## start

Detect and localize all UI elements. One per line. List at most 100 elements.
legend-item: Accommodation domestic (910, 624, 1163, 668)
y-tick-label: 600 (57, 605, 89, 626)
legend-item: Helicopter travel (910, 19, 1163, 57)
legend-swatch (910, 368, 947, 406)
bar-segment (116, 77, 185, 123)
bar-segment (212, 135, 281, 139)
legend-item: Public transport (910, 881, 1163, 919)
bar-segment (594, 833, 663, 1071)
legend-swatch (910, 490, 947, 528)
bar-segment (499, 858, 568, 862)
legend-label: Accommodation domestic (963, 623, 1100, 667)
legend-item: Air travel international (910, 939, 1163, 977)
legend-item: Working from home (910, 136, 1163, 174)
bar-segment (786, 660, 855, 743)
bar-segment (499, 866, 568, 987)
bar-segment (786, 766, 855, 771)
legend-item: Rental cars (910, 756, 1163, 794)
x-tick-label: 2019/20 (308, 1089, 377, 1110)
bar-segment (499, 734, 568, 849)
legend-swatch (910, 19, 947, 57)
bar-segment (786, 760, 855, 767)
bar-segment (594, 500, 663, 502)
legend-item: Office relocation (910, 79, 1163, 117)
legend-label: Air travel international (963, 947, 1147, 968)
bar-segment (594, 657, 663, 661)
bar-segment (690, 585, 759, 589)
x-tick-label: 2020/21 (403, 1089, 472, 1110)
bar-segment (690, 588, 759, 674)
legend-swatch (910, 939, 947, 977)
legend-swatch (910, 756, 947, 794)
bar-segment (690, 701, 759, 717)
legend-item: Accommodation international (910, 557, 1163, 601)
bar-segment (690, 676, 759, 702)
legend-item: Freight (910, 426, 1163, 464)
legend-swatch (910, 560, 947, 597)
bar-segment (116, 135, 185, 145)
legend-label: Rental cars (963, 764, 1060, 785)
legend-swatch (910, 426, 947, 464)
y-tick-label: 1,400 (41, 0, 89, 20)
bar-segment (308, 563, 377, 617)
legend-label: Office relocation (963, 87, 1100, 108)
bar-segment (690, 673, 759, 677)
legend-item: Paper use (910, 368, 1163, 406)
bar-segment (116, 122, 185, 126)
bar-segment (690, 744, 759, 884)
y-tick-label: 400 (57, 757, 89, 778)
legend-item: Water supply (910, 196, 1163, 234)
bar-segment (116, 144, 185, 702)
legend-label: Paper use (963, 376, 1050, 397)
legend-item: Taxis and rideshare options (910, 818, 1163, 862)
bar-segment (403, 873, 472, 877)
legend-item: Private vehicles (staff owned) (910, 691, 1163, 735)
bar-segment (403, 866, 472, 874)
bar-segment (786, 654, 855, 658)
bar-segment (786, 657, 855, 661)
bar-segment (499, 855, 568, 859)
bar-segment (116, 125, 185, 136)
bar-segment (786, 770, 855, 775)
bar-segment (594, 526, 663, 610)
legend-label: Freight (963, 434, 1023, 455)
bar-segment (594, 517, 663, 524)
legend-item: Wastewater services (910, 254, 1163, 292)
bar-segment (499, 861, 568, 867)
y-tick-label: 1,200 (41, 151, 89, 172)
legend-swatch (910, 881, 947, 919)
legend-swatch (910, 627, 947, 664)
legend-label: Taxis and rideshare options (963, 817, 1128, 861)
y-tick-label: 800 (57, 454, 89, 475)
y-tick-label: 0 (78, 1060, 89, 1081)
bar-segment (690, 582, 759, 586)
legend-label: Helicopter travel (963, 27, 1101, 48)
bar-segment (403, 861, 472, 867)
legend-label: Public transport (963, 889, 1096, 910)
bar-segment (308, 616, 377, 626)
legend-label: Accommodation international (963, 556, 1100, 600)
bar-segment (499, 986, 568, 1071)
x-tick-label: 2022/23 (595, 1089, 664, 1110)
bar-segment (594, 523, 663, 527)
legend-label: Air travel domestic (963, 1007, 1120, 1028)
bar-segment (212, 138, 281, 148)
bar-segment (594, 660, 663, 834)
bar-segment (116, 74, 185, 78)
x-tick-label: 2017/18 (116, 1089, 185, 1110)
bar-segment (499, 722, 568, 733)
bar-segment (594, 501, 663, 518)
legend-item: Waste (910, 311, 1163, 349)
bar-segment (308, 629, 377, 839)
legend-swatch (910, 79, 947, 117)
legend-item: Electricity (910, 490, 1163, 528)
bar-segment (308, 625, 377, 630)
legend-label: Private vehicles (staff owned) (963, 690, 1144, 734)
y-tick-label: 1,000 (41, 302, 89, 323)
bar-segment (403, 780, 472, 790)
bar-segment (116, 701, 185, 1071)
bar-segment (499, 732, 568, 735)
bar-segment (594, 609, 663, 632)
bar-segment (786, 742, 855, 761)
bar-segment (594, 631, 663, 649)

## end

Gather every line of the listing above that contains the word "Office".

legend-item: Office relocation (910, 79, 1163, 117)
legend-label: Office relocation (963, 87, 1100, 108)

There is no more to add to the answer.